■ **Text section**:
▼▼▼
Rooms in London generally take 3-6 people (our group of 4 felt like a good size), and it’s rare for the booking system to combine strangers in a room. Many rooms in the SF area take 10-12 people, and SF-area rooms will almost always combine strangers unless you pay for the maximum team size. I think I prefer the smaller team size, and I definitely prefer not playing with strangers, though a room that soaks up the attention of 12 people can be satisfyingly epic.

Rooms in London have a higher escape rate. For rooms in the SF area, a 30% success rate is typical, and in some rooms as few as 3% of teams escape; most London rooms are well north of 50%. London gamemasters will try to supply hints as necessary to keep the team on track; American gamemasters will do likewise, but also expect teams to call for hints. (Some London gamemasters seemed surprised when we did so.) And yes, we escaped all 15 London rooms we played!

To speculate a little, it’s generally accepted that escape rooms originated more or less in parallel with SCRAP in Japan and ParaPark in Hungary. The offspring of these two strains are visible worldwide, but I would hazard to say that San Francisco’s rooms have a bit more Japanese influence, and London’s rooms have a bit more Hungarian influence. San Francisco’s rooms may also have soaked up some of the local puzzle hunt culture, where London’s rooms may have drawn from the city’s robust immersive theatre community.

Finally, of course, the Crystal Maze is its own very special and unusual thing. It can be compared to Boda Borg (a Swedish outfit which operates in the US and Ireland as well) but that’s still a very different animal; the Crystal Maze is a thoroughly unique experience.

What, Americans have actually heard of the Crystal Maze?

No, not really. We get plenty of British TV — I grew up with my friends constantly quoting Monty Python, proudly declaring themselves Whovians, and hosting Red Dwarf parties; more recently, one of our group actually wrote clues for Only Connect — but no, the Crystal Maze never made it to our shores.

Still, I try to keep up with escape room blogs around the world, and couldn’t help but notice that UK-based escape enthusiasts have a certain fascination with the Crystal Maze. I even watched some episodes to see what the fuss was all about. (“This is supposed to be one of the best episodes, but I don’t understand, this team seems to be completely failing at everything they try! … Wait, is that the idea?”) And my UK friends all seem to have fond memories of the show.

So, when invited to play, I was certainly game; but unlike most of the other players, I felt no echo of childhood nostalgia; it was just a fun time. Some bits were more or less inexplicable (as a capstone finale, the Crystal Dome itself is kind of… odd) but all told it stood very well on its own merits as a delightful hour spent yelling questionable advice at fellow players.

So, how did it go overall?

It was awesome!

Oh, but wait; I’m addressing a British readership, and my Californian exuberance may be discomfiting. Let me see if I can translate into British understatement: “It wasn’t half bad, my dear chap, not half bad at all”; a highly recommended experience for anyone so inclined.

(And as a bonus, you get to visit London, which is always a good time.)

4 Comments


  1. // Reply

    Hope you had a great time in our London 🙂 *off to organise an escape room trip* Thanks for the tips!


  2. // Reply

    I too was introduced to escape rooms in California (LA), and I have done over 40 around the world. I am wondering why the vast majority of UK escape rooms require a minimum of 3 players??? My husband and I love doing escape rooms for date night, but are finding it hard here in London.


    1. // Reply

      I think it’s a cost issue. In the UK all room bookings are private. In London it rarely makes sense to allow a two person booking option because it would cost so much that no one would play. Very few of the rooms actually require more than two people (either for individual puzzles or even for the volume of puzzles).

      That said, there are a few you can play as a pair – either on your own or via a ticketed system. AI Escape, Poppa Plock/Handmade Mysteries, Trapped in a room with a Zombie, Lock’d and a handful of others.

      IF you’re willing to pay for three people then you can play almost anything and it’s always worth phoning a company up if you’re willing to go in an off peak slot.
▲▲▲
■ **Data listing**:
▼▼▼
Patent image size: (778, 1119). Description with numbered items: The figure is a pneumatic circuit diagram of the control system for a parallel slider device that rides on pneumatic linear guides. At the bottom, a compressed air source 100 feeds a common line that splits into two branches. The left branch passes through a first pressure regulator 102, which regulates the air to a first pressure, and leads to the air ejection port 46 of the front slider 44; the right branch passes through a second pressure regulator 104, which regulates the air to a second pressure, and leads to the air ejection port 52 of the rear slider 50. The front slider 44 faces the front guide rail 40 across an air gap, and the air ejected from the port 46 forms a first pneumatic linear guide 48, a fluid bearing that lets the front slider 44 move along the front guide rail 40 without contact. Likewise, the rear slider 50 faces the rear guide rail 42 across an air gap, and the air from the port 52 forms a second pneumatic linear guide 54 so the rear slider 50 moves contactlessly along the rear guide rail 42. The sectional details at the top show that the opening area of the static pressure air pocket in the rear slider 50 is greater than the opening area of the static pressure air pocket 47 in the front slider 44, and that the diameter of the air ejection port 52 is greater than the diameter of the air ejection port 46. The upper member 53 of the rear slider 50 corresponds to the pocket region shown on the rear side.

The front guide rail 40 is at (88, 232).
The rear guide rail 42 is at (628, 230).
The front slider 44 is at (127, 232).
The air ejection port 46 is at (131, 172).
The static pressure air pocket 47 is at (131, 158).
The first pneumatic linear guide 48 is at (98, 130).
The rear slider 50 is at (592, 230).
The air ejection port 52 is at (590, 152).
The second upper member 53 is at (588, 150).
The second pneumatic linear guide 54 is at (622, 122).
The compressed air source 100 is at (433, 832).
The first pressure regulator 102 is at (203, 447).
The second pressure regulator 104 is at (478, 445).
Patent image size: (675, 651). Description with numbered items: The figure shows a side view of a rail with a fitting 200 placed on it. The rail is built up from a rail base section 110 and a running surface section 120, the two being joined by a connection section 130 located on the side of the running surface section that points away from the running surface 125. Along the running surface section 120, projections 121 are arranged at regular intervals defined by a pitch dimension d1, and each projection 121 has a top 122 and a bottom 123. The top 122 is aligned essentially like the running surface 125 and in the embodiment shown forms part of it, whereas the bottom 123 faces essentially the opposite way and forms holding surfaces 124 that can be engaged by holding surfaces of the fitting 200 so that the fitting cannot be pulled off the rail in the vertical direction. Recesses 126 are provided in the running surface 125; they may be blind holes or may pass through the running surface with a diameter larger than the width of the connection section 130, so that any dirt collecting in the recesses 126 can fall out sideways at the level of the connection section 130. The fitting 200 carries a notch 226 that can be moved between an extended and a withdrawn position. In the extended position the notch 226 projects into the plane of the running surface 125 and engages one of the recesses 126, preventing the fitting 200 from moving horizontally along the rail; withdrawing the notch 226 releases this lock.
▲▲▲
■ **Your task**:
Return the part of the escape room post from "To speculate a" to "thoroughly unique experience.", copied word for word. The rows aren't needed here.

■ **Exercise output**:
To speculate a little, it’s generally accepted that escape rooms originated more or less in parallel with SCRAP in Japan and ParaPark in Hungary. The offspring of these two strains are visible worldwide, but I would hazard to say that San Francisco’s rooms have a bit more Japanese influence, and London’s rooms have a bit more Hungarian influence. San Francisco’s rooms may also have soaked up some of the local puzzle hunt culture, where London’s rooms may have drawn from the city’s robust immersive theatre community.

Finally, of course, the Crystal Maze is its own very special and unusual thing. It can be compared to Boda Borg (a Swedish outfit which operates in the US and Ireland as well) but that’s still a very different animal; the Crystal Maze is a thoroughly unique experience.